- **Dataset entries**:
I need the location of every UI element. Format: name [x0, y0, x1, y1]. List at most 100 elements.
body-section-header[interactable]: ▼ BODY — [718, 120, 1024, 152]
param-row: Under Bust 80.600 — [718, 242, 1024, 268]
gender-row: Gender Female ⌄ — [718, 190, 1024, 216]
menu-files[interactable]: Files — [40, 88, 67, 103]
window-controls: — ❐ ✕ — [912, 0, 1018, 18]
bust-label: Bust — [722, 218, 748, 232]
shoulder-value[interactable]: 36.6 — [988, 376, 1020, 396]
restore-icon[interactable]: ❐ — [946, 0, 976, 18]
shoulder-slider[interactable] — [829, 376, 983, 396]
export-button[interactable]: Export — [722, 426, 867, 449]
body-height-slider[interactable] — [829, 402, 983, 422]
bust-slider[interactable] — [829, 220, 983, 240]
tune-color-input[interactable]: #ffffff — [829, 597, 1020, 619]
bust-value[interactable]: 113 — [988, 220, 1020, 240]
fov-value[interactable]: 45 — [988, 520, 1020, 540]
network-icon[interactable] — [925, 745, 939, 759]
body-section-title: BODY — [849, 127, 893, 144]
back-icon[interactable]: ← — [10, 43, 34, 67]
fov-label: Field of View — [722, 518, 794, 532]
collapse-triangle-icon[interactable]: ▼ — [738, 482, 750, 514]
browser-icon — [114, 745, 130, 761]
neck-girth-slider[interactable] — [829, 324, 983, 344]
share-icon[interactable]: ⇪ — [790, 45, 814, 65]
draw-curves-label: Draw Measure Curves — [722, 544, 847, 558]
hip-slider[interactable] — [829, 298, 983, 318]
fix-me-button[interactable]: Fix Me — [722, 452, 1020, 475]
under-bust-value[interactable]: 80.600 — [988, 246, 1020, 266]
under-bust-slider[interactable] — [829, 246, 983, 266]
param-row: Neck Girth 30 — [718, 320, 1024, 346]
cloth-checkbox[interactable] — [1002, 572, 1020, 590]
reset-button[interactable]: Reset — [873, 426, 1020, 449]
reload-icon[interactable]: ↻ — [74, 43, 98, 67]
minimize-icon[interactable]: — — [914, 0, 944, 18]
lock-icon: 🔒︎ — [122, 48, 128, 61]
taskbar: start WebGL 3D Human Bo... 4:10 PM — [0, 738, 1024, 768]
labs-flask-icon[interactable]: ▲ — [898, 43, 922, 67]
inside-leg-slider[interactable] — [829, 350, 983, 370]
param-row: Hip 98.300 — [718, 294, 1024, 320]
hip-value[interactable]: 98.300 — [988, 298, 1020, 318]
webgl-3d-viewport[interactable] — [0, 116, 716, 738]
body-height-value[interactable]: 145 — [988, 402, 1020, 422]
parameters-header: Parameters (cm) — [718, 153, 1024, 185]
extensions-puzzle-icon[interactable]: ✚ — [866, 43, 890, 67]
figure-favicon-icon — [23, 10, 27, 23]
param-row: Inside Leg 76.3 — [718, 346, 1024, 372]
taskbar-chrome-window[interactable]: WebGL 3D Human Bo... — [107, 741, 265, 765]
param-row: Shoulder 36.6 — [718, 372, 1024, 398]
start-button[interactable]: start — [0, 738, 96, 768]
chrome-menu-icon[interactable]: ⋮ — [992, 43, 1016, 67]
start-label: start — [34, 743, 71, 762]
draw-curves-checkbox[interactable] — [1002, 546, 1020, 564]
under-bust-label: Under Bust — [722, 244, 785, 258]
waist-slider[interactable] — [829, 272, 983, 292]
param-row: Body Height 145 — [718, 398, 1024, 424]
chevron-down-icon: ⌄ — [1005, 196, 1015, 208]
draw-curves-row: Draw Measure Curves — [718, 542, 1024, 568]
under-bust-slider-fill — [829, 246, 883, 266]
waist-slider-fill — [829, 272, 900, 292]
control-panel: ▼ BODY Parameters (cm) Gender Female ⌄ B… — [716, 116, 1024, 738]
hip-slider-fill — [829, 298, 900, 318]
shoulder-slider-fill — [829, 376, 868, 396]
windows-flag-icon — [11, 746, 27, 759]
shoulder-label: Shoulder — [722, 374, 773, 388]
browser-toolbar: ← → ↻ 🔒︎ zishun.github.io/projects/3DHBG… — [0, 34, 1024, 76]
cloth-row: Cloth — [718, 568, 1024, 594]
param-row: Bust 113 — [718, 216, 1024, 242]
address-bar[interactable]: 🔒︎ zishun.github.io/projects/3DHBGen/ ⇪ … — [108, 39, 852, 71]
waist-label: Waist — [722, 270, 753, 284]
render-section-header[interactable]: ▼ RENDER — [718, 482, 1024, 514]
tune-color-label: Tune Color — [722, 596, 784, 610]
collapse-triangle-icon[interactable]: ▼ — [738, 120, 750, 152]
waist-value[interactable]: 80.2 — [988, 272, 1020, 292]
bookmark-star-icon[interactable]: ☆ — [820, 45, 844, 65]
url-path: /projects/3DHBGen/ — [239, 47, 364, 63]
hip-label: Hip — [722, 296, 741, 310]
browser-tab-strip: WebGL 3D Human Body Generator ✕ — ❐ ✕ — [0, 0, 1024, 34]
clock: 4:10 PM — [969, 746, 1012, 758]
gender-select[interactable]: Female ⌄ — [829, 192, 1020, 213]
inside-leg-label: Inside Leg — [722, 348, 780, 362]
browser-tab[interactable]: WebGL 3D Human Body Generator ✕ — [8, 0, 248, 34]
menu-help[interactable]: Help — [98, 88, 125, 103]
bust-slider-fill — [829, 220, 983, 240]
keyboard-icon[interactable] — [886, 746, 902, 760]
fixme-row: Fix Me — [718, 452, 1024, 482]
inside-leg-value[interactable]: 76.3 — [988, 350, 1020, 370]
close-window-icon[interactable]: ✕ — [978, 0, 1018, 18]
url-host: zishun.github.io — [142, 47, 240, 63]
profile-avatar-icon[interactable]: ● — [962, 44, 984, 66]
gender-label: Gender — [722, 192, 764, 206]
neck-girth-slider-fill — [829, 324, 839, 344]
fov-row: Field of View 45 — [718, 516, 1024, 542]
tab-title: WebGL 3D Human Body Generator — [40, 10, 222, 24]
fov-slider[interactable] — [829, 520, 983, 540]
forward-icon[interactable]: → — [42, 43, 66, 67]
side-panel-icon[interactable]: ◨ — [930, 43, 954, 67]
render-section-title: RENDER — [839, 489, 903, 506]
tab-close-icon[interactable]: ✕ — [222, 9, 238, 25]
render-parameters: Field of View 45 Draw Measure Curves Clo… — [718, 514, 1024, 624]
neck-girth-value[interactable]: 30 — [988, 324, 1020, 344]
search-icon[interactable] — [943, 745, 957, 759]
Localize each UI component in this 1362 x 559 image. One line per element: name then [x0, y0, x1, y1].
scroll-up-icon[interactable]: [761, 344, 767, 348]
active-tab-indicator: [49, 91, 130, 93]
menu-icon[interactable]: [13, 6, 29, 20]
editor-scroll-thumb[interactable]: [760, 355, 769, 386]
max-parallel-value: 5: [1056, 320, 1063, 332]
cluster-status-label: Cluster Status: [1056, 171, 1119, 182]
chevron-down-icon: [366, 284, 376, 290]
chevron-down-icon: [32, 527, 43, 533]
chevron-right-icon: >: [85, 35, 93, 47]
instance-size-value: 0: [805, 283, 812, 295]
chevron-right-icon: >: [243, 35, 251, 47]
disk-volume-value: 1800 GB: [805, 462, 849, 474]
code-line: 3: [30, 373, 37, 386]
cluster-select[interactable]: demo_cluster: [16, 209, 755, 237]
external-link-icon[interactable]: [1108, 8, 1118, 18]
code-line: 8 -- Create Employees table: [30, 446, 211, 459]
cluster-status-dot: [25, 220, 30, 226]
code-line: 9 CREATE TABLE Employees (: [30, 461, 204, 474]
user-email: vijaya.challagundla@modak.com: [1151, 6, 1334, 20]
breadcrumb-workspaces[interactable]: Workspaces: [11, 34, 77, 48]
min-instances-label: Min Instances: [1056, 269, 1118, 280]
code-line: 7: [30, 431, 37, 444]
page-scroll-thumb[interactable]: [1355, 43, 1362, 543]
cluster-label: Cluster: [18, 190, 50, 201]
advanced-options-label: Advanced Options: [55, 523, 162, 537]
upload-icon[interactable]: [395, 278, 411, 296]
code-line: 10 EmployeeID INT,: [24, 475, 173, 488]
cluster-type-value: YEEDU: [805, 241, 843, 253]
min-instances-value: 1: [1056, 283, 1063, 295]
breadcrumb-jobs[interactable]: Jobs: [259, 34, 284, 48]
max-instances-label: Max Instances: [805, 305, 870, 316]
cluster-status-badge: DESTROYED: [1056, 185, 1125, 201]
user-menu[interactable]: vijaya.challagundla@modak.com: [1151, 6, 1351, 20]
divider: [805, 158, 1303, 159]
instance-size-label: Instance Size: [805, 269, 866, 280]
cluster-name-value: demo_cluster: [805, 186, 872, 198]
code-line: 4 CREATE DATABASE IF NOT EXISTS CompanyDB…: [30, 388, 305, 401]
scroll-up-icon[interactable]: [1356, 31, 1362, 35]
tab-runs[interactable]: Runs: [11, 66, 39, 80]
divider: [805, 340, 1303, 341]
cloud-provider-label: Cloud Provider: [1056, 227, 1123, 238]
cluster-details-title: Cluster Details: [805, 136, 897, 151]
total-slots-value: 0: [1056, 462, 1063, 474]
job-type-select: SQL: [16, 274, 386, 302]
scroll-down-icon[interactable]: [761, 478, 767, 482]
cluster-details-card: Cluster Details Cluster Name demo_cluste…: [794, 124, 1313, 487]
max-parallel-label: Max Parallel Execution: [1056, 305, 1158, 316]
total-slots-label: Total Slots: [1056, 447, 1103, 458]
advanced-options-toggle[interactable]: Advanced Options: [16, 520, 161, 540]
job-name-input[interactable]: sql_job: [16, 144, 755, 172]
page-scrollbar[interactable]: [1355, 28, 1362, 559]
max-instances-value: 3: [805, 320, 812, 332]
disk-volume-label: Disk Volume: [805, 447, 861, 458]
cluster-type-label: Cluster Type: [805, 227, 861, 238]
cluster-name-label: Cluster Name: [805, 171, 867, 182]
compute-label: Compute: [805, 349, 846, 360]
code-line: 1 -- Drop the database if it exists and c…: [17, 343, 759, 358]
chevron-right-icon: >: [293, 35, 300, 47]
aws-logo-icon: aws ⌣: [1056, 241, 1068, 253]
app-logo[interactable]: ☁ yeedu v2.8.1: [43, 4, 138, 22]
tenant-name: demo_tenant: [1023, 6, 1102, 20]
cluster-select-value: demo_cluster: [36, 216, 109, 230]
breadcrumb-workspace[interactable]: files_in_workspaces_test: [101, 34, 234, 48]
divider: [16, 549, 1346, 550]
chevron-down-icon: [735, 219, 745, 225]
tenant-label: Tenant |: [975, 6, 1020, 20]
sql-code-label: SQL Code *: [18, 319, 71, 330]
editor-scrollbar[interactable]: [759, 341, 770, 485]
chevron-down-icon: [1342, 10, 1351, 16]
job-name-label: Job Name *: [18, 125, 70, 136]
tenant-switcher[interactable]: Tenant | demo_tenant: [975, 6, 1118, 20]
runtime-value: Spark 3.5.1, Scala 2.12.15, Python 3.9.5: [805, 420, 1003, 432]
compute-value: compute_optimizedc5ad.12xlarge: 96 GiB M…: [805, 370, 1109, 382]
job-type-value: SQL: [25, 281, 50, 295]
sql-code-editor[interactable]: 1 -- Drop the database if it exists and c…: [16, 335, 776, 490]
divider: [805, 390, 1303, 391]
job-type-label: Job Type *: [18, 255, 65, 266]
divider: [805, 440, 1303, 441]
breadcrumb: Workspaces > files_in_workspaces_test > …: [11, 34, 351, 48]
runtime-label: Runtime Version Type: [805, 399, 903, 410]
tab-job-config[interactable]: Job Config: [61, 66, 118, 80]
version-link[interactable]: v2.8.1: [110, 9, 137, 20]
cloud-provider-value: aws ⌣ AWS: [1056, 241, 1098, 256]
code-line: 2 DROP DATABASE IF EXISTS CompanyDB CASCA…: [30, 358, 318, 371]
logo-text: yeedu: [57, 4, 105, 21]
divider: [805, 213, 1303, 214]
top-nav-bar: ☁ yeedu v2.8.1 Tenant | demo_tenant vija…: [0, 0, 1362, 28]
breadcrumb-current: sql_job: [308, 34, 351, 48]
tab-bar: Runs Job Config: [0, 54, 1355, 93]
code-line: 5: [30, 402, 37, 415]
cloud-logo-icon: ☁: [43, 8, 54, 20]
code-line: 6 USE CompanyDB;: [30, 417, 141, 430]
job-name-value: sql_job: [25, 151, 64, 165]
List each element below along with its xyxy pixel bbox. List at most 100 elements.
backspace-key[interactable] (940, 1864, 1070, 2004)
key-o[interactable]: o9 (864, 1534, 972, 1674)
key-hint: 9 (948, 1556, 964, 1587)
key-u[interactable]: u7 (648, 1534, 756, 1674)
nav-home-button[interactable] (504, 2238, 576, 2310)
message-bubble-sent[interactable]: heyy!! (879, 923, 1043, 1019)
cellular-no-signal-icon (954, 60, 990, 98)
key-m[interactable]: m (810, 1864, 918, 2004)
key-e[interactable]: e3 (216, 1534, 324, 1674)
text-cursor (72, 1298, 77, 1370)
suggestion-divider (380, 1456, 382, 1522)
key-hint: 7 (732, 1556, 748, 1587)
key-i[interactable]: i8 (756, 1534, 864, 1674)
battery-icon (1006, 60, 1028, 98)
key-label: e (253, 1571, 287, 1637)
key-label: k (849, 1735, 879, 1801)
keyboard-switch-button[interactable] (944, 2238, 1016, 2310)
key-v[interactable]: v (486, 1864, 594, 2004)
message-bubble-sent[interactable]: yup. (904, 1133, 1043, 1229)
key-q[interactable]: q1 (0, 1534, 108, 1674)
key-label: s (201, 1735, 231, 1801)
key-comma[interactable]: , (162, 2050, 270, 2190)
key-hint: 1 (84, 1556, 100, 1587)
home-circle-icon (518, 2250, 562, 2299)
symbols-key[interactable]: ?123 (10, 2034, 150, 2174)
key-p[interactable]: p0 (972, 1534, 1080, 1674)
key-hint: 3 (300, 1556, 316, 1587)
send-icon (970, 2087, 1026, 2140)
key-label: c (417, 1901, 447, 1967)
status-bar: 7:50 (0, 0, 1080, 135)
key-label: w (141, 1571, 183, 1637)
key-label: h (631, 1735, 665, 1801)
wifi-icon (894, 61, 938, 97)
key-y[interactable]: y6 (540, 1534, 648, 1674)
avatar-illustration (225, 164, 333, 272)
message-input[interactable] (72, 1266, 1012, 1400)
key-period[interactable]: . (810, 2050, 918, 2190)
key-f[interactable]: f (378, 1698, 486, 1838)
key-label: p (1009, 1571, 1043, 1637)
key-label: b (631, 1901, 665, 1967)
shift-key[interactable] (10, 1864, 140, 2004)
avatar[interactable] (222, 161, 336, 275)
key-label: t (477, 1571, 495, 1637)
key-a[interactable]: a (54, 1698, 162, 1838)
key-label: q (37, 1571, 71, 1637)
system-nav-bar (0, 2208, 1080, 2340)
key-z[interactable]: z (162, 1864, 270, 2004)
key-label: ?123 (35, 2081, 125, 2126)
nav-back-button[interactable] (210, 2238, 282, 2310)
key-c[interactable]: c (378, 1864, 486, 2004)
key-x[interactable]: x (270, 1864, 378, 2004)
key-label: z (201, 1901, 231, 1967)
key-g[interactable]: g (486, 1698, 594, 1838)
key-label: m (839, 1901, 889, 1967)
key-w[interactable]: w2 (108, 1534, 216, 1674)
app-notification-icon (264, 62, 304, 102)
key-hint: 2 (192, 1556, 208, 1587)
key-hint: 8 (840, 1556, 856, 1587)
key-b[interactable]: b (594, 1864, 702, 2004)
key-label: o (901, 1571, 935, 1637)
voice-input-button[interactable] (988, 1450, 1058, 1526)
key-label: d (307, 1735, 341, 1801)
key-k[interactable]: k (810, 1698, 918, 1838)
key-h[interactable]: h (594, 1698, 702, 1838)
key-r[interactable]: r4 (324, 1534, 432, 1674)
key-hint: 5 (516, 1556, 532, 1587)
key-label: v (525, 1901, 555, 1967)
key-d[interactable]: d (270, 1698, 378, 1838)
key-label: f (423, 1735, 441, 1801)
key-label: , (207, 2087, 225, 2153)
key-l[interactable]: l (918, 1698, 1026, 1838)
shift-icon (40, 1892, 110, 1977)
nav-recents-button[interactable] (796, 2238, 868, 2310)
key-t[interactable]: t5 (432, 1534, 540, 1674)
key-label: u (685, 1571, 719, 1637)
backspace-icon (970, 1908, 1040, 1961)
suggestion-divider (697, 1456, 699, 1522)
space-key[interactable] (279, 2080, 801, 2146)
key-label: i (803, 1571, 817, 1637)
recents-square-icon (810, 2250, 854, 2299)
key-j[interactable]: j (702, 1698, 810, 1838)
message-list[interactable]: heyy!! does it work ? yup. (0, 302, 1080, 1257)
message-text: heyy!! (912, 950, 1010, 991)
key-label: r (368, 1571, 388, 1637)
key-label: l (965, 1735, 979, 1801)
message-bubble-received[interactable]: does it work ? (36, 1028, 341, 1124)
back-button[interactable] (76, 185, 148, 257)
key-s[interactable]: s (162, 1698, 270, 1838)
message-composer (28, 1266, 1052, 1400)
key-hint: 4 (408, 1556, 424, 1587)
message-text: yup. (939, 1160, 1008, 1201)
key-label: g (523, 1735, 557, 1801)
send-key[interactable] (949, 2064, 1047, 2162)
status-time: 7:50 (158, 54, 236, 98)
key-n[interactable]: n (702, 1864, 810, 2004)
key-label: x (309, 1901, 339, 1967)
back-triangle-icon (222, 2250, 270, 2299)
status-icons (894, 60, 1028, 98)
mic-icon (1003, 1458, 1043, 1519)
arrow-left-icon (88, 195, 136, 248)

- **Task goal**: Can you put the lines running from the start of the dataset entries through the line containing "collapse-triangle-icon[interactable]: ▼ — [738, 482, 750, 514]" into a Markdown table with the columns Row and Line, numbering each row and skipping blank lines?

- **Response**:
| Row | Line |
|---|---|
| 1 | I need the location of every UI element. Format: name [x0, y0, x1, y1]. List at most 100 elements. |
| 2 | body-section-header[interactable]: ▼ BODY — [718, 120, 1024, 152] |
| 3 | param-row: Under Bust 80.600 — [718, 242, 1024, 268] |
| 4 | gender-row: Gender Female ⌄ — [718, 190, 1024, 216] |
| 5 | menu-files[interactable]: Files — [40, 88, 67, 103] |
| 6 | window-controls: — ❐ ✕ — [912, 0, 1018, 18] |
| 7 | bust-label: Bust — [722, 218, 748, 232] |
| 8 | shoulder-value[interactable]: 36.6 — [988, 376, 1020, 396] |
| 9 | restore-icon[interactable]: ❐ — [946, 0, 976, 18] |
| 10 | shoulder-slider[interactable] — [829, 376, 983, 396] |
| 11 | export-button[interactable]: Export — [722, 426, 867, 449] |
| 12 | body-height-slider[interactable] — [829, 402, 983, 422] |
| 13 | bust-slider[interactable] — [829, 220, 983, 240] |
| 14 | tune-color-input[interactable]: #ffffff — [829, 597, 1020, 619] |
| 15 | bust-value[interactable]: 113 — [988, 220, 1020, 240] |
| 16 | fov-value[interactable]: 45 — [988, 520, 1020, 540] |
| 17 | network-icon[interactable] — [925, 745, 939, 759] |
| 18 | body-section-title: BODY — [849, 127, 893, 144] |
| 19 | back-icon[interactable]: ← — [10, 43, 34, 67] |
| 20 | fov-label: Field of View — [722, 518, 794, 532] |
| 21 | collapse-triangle-icon[interactable]: ▼ — [738, 482, 750, 514] |